DESCRIPTION OF THE TASK → Write out the complete material exactly as it stands.

TASK INPUTS →

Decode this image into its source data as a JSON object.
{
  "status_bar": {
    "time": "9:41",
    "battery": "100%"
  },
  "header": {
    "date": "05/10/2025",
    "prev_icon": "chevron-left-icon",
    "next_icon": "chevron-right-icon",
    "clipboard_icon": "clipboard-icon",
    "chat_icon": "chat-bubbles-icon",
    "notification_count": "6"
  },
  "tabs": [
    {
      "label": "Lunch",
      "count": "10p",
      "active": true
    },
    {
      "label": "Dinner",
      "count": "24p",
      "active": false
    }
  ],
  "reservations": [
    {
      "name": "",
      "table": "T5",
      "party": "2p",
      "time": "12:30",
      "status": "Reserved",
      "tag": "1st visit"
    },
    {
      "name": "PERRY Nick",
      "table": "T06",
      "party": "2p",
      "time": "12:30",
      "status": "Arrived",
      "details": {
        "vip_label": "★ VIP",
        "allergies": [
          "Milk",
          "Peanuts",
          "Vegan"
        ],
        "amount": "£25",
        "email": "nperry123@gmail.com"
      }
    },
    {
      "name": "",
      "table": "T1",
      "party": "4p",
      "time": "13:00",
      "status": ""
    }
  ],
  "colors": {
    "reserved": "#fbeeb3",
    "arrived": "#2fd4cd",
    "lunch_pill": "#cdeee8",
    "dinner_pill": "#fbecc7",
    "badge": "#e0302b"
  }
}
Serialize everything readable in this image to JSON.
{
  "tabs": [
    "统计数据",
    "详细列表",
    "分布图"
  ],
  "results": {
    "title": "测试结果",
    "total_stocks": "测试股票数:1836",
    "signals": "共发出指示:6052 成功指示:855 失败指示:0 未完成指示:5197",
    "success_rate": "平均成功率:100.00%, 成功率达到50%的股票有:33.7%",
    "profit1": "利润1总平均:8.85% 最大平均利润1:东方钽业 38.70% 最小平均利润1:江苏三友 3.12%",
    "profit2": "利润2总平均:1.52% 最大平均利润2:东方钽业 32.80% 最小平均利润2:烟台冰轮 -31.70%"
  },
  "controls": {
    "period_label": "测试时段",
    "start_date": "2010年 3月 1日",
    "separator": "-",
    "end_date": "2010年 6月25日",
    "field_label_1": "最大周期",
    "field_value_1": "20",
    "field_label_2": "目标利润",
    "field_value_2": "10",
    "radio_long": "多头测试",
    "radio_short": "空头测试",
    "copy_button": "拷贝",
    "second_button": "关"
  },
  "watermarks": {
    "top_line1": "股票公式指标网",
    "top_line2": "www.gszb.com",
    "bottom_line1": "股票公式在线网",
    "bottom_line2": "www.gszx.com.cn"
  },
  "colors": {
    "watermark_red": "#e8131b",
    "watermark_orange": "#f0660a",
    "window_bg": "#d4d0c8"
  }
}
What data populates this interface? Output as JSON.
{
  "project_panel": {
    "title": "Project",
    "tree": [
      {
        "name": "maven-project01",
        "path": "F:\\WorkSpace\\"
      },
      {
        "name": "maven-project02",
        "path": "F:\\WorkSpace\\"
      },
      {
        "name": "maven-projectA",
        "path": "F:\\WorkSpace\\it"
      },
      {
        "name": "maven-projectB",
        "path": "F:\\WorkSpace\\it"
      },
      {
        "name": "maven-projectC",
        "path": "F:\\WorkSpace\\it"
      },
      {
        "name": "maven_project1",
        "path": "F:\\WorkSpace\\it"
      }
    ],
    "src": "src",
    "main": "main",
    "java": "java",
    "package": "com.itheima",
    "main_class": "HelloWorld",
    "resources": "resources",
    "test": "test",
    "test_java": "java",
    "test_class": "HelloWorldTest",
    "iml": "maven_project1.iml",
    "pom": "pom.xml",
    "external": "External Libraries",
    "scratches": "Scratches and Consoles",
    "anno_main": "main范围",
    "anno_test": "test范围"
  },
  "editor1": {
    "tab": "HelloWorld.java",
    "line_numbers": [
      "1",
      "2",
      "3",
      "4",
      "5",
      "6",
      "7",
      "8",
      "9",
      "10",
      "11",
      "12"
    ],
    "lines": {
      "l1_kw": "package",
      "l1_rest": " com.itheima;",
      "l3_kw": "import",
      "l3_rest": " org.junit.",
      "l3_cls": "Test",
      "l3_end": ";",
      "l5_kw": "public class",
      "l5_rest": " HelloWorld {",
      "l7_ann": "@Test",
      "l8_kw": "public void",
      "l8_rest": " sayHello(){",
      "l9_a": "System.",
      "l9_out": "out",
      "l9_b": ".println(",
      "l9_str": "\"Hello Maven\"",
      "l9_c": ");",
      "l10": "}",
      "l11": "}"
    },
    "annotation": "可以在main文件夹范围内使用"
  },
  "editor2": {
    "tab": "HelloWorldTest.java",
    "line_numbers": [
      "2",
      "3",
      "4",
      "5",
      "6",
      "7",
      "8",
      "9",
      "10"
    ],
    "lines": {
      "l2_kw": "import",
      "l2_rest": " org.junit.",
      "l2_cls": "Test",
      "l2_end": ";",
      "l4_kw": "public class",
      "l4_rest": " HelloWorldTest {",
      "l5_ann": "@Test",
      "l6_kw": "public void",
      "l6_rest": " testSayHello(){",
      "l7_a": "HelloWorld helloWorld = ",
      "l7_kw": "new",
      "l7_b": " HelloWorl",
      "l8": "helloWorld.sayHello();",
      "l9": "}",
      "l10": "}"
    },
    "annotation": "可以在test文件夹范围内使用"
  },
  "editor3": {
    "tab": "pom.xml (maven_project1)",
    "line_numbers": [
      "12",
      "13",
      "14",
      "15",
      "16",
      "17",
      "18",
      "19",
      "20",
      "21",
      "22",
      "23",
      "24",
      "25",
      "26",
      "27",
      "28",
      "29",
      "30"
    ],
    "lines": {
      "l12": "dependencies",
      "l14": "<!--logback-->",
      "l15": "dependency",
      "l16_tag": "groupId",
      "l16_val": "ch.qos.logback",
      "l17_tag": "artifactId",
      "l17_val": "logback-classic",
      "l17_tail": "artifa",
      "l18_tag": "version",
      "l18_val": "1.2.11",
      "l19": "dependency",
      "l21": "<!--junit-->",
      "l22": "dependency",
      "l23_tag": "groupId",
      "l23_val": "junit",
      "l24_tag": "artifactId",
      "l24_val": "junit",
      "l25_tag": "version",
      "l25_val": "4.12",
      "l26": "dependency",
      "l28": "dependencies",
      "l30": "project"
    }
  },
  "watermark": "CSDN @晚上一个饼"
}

RESPONSE TO THIS TASK →
Decode this image into its source data as a JSON object.
{
  "status_bar": {
    "time": "9:41",
    "battery": "100%"
  },
  "header": {
    "date": "05/10/2025",
    "prev_icon": "chevron-left-icon",
    "next_icon": "chevron-right-icon",
    "clipboard_icon": "clipboard-icon",
    "chat_icon": "chat-bubbles-icon",
    "notification_count": "6"
  },
  "tabs": [
    {
      "label": "Lunch",
      "count": "10p",
      "active": true
    },
    {
      "label": "Dinner",
      "count": "24p",
      "active": false
    }
  ],
  "reservations": [
    {
      "name": "",
      "table": "T5",
      "party": "2p",
      "time": "12:30",
      "status": "Reserved",
      "tag": "1st visit"
    },
    {
      "name": "PERRY Nick",
      "table": "T06",
      "party": "2p",
      "time": "12:30",
      "status": "Arrived",
      "details": {
        "vip_label": "★ VIP",
        "allergies": [
          "Milk",
          "Peanuts",
          "Vegan"
        ],
        "amount": "£25",
        "email": "nperry123@gmail.com"
      }
    },
    {
      "name": "",
      "table": "T1",
      "party": "4p",
      "time": "13:00",
      "status": ""
    }
  ],
  "colors": {
    "reserved": "#fbeeb3",
    "arrived": "#2fd4cd",
    "lunch_pill": "#cdeee8",
    "dinner_pill": "#fbecc7",
    "badge": "#e0302b"
  }
}
Serialize everything readable in this image to JSON.
{
  "tabs": [
    "统计数据",
    "详细列表",
    "分布图"
  ],
  "results": {
    "title": "测试结果",
    "total_stocks": "测试股票数:1836",
    "signals": "共发出指示:6052 成功指示:855 失败指示:0 未完成指示:5197",
    "success_rate": "平均成功率:100.00%, 成功率达到50%的股票有:33.7%",
    "profit1": "利润1总平均:8.85% 最大平均利润1:东方钽业 38.70% 最小平均利润1:江苏三友 3.12%",
    "profit2": "利润2总平均:1.52% 最大平均利润2:东方钽业 32.80% 最小平均利润2:烟台冰轮 -31.70%"
  },
  "controls": {
    "period_label": "测试时段",
    "start_date": "2010年 3月 1日",
    "separator": "-",
    "end_date": "2010年 6月25日",
    "field_label_1": "最大周期",
    "field_value_1": "20",
    "field_label_2": "目标利润",
    "field_value_2": "10",
    "radio_long": "多头测试",
    "radio_short": "空头测试",
    "copy_button": "拷贝",
    "second_button": "关"
  },
  "watermarks": {
    "top_line1": "股票公式指标网",
    "top_line2": "www.gszb.com",
    "bottom_line1": "股票公式在线网",
    "bottom_line2": "www.gszx.com.cn"
  },
  "colors": {
    "watermark_red": "#e8131b",
    "watermark_orange": "#f0660a",
    "window_bg": "#d4d0c8"
  }
}
What data populates this interface? Output as JSON.
{
  "project_panel": {
    "title": "Project",
    "tree": [
      {
        "name": "maven-project01",
        "path": "F:\\WorkSpace\\"
      },
      {
        "name": "maven-project02",
        "path": "F:\\WorkSpace\\"
      },
      {
        "name": "maven-projectA",
        "path": "F:\\WorkSpace\\it"
      },
      {
        "name": "maven-projectB",
        "path": "F:\\WorkSpace\\it"
      },
      {
        "name": "maven-projectC",
        "path": "F:\\WorkSpace\\it"
      },
      {
        "name": "maven_project1",
        "path": "F:\\WorkSpace\\it"
      }
    ],
    "src": "src",
    "main": "main",
    "java": "java",
    "package": "com.itheima",
    "main_class": "HelloWorld",
    "resources": "resources",
    "test": "test",
    "test_java": "java",
    "test_class": "HelloWorldTest",
    "iml": "maven_project1.iml",
    "pom": "pom.xml",
    "external": "External Libraries",
    "scratches": "Scratches and Consoles",
    "anno_main": "main范围",
    "anno_test": "test范围"
  },
  "editor1": {
    "tab": "HelloWorld.java",
    "line_numbers": [
      "1",
      "2",
      "3",
      "4",
      "5",
      "6",
      "7",
      "8",
      "9",
      "10",
      "11",
      "12"
    ],
    "lines": {
      "l1_kw": "package",
      "l1_rest": " com.itheima;",
      "l3_kw": "import",
      "l3_rest": " org.junit.",
      "l3_cls": "Test",
      "l3_end": ";",
      "l5_kw": "public class",
      "l5_rest": " HelloWorld {",
      "l7_ann": "@Test",
      "l8_kw": "public void",
      "l8_rest": " sayHello(){",
      "l9_a": "System.",
      "l9_out": "out",
      "l9_b": ".println(",
      "l9_str": "\"Hello Maven\"",
      "l9_c": ");",
      "l10": "}",
      "l11": "}"
    },
    "annotation": "可以在main文件夹范围内使用"
  },
  "editor2": {
    "tab": "HelloWorldTest.java",
    "line_numbers": [
      "2",
      "3",
      "4",
      "5",
      "6",
      "7",
      "8",
      "9",
      "10"
    ],
    "lines": {
      "l2_kw": "import",
      "l2_rest": " org.junit.",
      "l2_cls": "Test",
      "l2_end": ";",
      "l4_kw": "public class",
      "l4_rest": " HelloWorldTest {",
      "l5_ann": "@Test",
      "l6_kw": "public void",
      "l6_rest": " testSayHello(){",
      "l7_a": "HelloWorld helloWorld = ",
      "l7_kw": "new",
      "l7_b": " HelloWorl",
      "l8": "helloWorld.sayHello();",
      "l9": "}",
      "l10": "}"
    },
    "annotation": "可以在test文件夹范围内使用"
  },
  "editor3": {
    "tab": "pom.xml (maven_project1)",
    "line_numbers": [
      "12",
      "13",
      "14",
      "15",
      "16",
      "17",
      "18",
      "19",
      "20",
      "21",
      "22",
      "23",
      "24",
      "25",
      "26",
      "27",
      "28",
      "29",
      "30"
    ],
    "lines": {
      "l12": "dependencies",
      "l14": "<!--logback-->",
      "l15": "dependency",
      "l16_tag": "groupId",
      "l16_val": "ch.qos.logback",
      "l17_tag": "artifactId",
      "l17_val": "logback-classic",
      "l17_tail": "artifa",
      "l18_tag": "version",
      "l18_val": "1.2.11",
      "l19": "dependency",
      "l21": "<!--junit-->",
      "l22": "dependency",
      "l23_tag": "groupId",
      "l23_val": "junit",
      "l24_tag": "artifactId",
      "l24_val": "junit",
      "l25_tag": "version",
      "l25_val": "4.12",
      "l26": "dependency",
      "l28": "dependencies",
      "l30": "project"
    }
  },
  "watermark": "CSDN @晚上一个饼"
}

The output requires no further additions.